[What to work on] What lines of the data below hold the string "Conselleria"? Copy each one.

-- Data to use follows --

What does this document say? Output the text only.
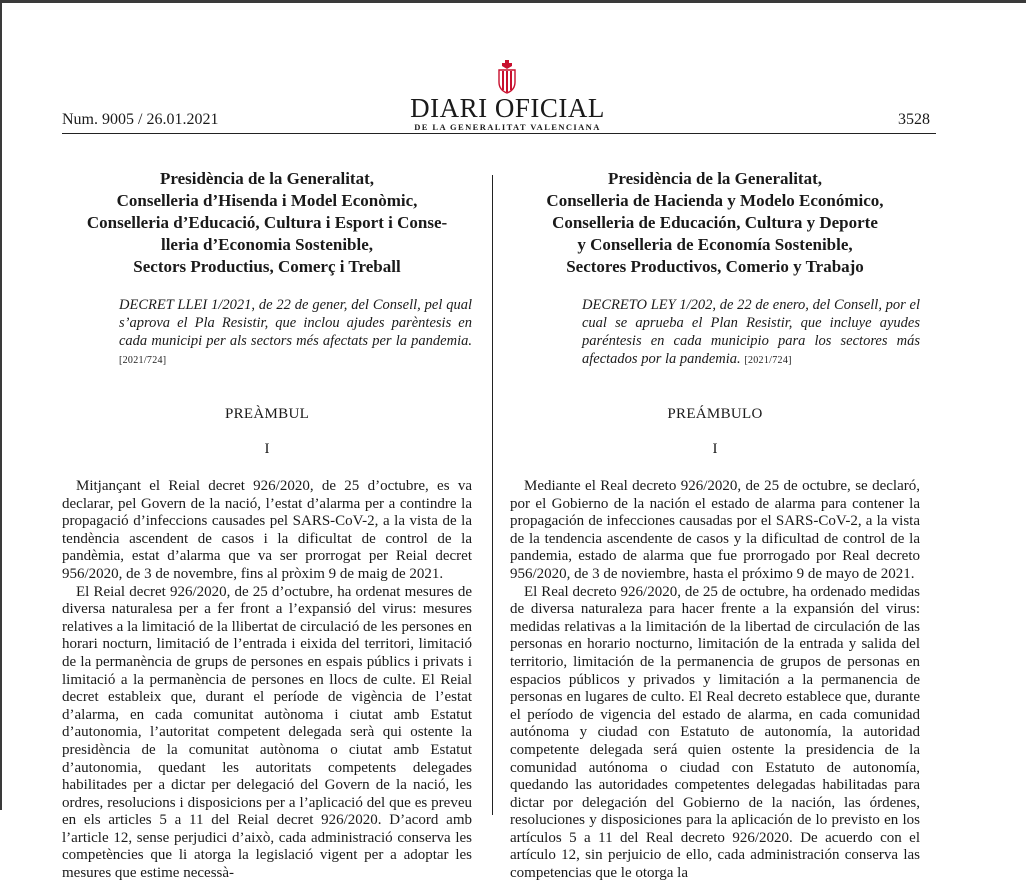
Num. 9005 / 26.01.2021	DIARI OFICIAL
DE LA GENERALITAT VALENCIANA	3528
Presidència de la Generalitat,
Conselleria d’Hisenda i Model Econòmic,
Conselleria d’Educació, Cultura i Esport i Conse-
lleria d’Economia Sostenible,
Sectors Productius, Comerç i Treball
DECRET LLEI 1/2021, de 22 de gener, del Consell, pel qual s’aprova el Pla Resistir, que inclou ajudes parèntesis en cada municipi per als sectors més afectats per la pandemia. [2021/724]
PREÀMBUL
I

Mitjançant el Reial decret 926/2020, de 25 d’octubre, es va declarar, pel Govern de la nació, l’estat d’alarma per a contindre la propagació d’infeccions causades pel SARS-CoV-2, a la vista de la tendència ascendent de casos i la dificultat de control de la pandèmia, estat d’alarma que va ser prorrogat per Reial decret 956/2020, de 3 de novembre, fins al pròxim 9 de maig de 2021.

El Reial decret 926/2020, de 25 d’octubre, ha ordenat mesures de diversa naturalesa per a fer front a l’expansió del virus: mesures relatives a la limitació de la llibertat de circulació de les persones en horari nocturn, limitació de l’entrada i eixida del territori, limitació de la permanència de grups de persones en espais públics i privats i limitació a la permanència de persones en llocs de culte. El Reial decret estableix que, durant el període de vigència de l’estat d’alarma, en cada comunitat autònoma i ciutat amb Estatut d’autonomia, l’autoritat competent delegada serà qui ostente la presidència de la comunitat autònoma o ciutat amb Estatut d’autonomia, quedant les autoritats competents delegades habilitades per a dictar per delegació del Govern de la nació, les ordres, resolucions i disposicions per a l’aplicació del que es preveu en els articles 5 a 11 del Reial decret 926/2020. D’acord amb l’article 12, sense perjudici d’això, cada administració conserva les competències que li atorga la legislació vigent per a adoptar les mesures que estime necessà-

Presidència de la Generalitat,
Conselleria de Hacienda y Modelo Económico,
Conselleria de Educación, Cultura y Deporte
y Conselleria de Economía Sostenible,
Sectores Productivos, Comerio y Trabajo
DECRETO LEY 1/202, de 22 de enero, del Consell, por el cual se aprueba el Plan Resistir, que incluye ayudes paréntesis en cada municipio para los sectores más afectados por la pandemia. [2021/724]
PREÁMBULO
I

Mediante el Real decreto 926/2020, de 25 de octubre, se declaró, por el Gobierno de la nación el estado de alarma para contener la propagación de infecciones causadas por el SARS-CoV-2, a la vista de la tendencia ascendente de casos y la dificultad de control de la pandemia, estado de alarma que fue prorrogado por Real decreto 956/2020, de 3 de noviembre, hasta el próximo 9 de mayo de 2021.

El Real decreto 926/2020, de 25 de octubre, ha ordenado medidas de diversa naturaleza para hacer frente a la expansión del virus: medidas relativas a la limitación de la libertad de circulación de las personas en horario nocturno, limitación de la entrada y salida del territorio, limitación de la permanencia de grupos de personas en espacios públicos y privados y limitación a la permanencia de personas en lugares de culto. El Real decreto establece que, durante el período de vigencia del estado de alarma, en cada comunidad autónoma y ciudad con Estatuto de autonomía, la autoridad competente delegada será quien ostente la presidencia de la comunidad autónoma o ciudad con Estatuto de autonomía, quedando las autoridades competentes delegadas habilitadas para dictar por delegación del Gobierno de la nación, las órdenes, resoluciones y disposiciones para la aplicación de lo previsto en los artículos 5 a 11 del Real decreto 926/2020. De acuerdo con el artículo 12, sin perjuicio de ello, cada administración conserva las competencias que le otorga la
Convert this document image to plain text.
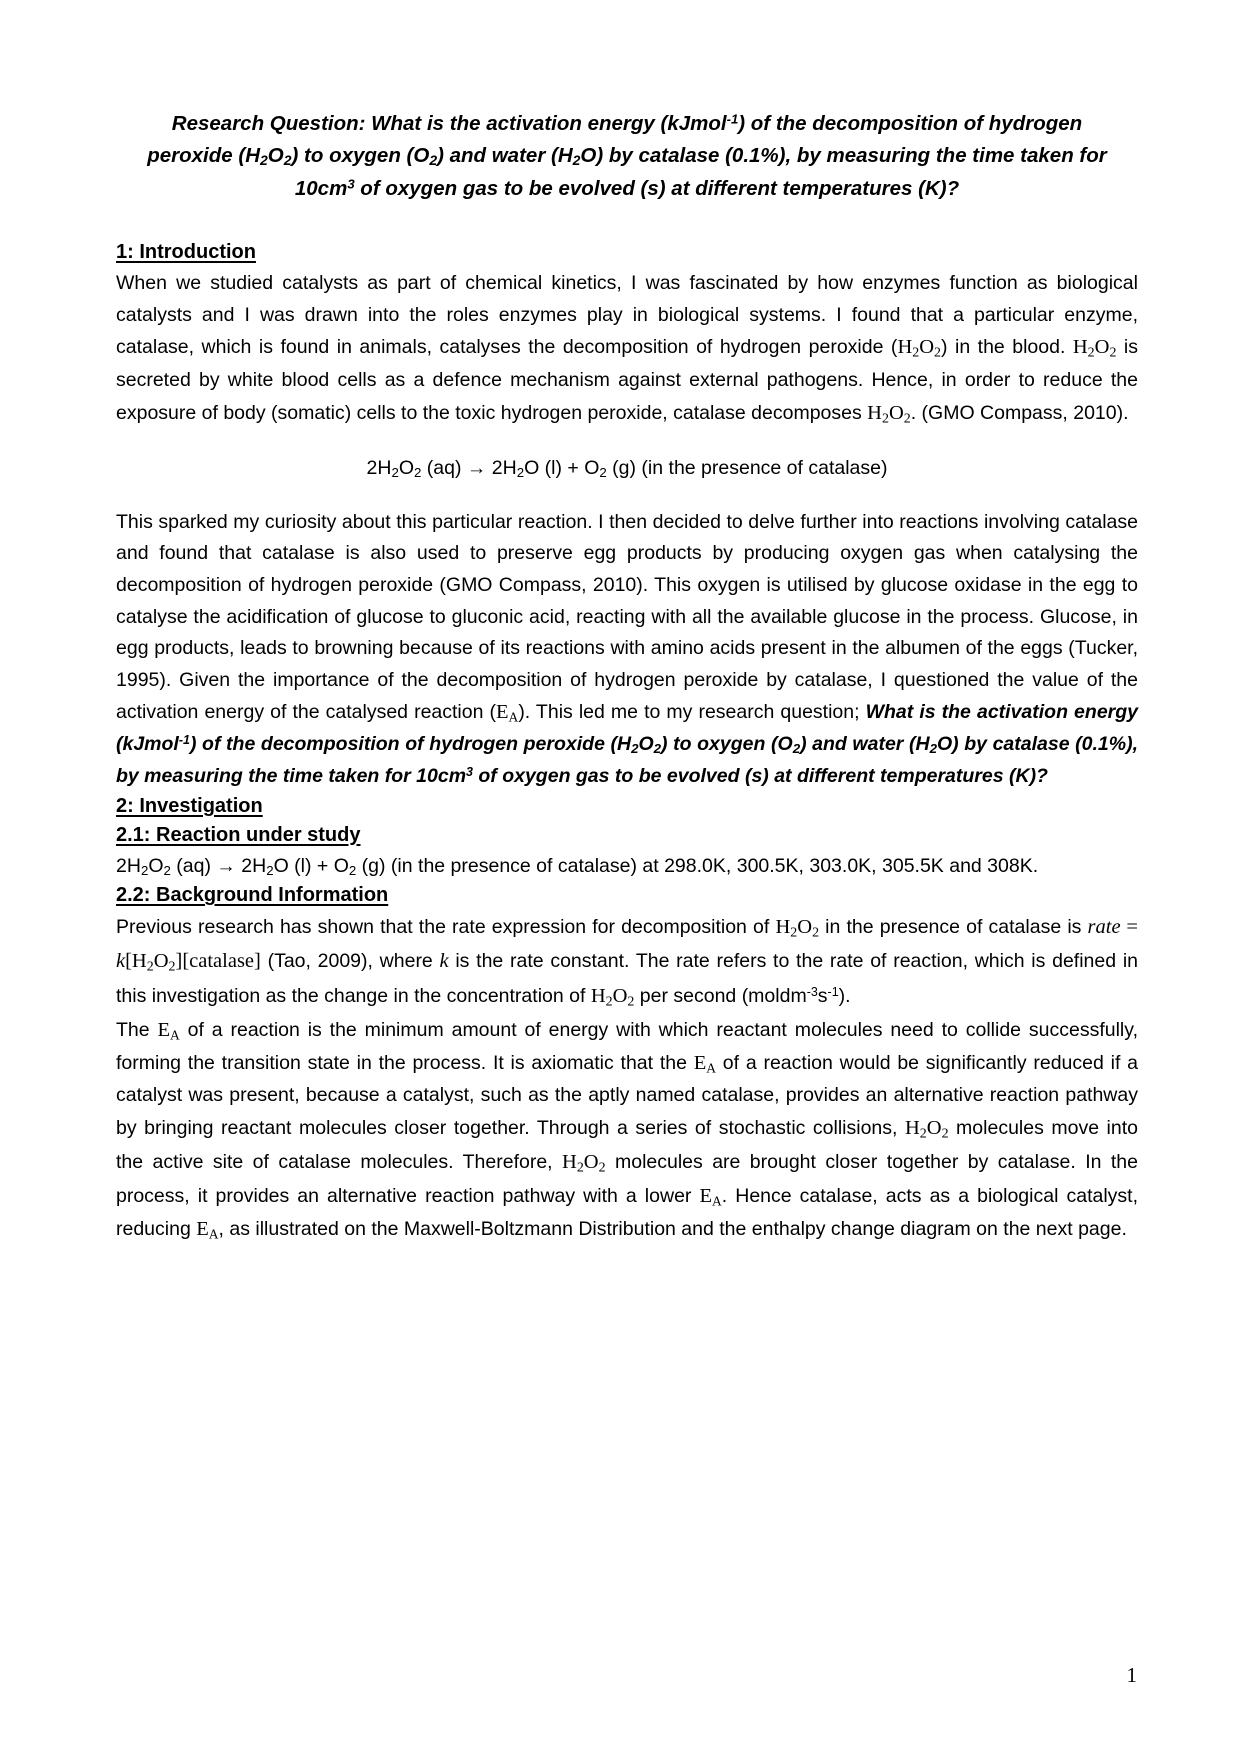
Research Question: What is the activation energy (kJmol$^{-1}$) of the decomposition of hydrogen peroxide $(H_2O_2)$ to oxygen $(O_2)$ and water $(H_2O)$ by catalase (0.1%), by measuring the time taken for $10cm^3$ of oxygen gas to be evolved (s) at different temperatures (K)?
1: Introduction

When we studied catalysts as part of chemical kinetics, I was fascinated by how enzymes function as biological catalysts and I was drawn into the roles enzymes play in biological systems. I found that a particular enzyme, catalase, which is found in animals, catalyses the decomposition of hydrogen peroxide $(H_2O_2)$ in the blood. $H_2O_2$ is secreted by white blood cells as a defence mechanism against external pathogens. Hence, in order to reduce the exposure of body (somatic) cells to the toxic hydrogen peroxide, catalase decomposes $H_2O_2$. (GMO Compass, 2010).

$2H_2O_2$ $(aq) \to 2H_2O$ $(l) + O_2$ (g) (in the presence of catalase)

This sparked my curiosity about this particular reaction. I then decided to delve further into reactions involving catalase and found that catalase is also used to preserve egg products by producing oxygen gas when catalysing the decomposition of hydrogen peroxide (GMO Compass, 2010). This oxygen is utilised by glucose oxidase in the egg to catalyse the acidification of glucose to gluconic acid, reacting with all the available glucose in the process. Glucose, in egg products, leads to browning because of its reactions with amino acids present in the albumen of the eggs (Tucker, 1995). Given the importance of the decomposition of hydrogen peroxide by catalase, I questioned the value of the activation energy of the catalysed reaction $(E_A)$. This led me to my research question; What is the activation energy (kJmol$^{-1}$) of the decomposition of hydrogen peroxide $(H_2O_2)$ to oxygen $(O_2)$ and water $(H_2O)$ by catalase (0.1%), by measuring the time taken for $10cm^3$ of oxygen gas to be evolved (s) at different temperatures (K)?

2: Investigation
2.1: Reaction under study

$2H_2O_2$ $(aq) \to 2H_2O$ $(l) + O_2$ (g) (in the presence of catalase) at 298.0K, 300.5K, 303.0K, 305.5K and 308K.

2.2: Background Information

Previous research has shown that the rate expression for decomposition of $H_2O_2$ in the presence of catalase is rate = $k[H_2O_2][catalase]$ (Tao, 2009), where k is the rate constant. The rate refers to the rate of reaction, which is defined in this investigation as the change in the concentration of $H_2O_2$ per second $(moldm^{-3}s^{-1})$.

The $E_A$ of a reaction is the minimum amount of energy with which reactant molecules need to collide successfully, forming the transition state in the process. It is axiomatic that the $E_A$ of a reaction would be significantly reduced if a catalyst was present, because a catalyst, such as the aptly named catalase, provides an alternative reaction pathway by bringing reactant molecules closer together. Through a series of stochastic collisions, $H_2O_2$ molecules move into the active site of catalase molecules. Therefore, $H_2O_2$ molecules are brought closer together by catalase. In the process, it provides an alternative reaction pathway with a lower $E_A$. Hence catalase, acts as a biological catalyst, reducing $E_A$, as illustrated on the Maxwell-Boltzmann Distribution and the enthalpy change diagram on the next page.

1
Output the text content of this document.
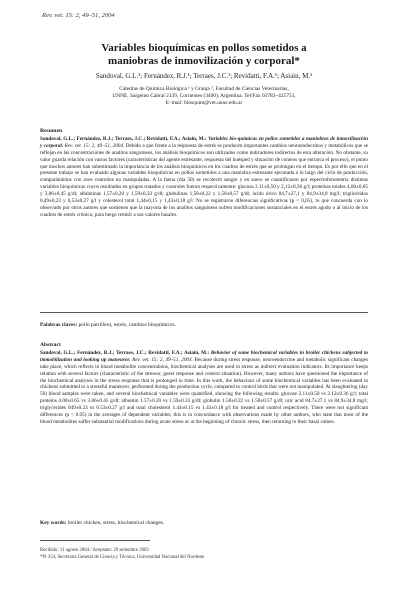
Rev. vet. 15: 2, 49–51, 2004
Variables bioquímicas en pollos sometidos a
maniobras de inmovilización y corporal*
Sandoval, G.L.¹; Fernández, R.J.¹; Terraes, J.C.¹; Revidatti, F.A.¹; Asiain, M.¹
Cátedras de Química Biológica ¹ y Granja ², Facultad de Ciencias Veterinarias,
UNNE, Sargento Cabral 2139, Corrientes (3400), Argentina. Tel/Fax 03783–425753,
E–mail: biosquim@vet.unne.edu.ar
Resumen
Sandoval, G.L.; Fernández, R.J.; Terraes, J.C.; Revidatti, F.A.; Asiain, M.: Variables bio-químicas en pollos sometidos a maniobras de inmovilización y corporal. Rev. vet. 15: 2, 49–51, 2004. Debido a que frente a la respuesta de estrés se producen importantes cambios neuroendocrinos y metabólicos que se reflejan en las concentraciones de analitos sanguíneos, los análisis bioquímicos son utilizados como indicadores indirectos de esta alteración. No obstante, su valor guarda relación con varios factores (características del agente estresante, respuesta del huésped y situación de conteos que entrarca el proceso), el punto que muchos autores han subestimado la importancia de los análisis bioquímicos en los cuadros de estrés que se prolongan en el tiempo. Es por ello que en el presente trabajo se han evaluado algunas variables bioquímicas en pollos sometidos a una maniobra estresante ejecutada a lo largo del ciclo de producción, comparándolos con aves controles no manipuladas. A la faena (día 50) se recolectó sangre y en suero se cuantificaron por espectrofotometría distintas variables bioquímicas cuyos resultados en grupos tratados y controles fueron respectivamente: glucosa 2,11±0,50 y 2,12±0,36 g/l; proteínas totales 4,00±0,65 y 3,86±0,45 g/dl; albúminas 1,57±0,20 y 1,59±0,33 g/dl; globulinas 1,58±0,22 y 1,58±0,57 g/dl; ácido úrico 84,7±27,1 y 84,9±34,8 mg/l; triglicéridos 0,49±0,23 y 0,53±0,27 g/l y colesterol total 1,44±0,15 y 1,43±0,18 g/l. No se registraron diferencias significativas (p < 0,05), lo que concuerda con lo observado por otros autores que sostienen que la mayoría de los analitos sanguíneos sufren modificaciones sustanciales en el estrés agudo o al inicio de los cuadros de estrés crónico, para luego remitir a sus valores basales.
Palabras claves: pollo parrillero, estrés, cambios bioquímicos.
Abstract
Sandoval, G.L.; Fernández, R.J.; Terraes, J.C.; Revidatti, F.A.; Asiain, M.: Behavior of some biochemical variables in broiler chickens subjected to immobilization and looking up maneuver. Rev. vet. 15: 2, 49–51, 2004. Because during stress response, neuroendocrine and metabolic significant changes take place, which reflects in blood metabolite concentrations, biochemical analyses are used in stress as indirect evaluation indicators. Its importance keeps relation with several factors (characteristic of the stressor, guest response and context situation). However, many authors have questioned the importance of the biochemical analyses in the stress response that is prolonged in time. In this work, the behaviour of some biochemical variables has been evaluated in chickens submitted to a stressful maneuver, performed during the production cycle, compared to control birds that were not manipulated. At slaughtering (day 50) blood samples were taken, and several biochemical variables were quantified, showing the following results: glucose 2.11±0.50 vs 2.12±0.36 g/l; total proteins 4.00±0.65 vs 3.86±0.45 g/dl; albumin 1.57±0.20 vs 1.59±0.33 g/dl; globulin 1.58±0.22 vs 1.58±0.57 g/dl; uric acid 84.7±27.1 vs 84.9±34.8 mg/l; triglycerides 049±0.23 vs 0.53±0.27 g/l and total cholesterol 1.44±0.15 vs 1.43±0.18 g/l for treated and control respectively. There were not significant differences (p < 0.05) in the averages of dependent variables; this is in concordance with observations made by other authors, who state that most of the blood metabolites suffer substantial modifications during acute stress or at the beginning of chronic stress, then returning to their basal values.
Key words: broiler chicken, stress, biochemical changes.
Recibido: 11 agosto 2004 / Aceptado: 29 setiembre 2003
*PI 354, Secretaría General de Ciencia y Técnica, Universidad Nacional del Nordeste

-- Data to use concluded --

[Problem solution]
Conselleria d’Hisenda i Model Econòmic,
Conselleria d’Educació, Cultura i Esport i Conse-
Conselleria de Hacienda y Modelo Económico,
Conselleria de Educación, Cultura y Deporte
y Conselleria de Economía Sostenible,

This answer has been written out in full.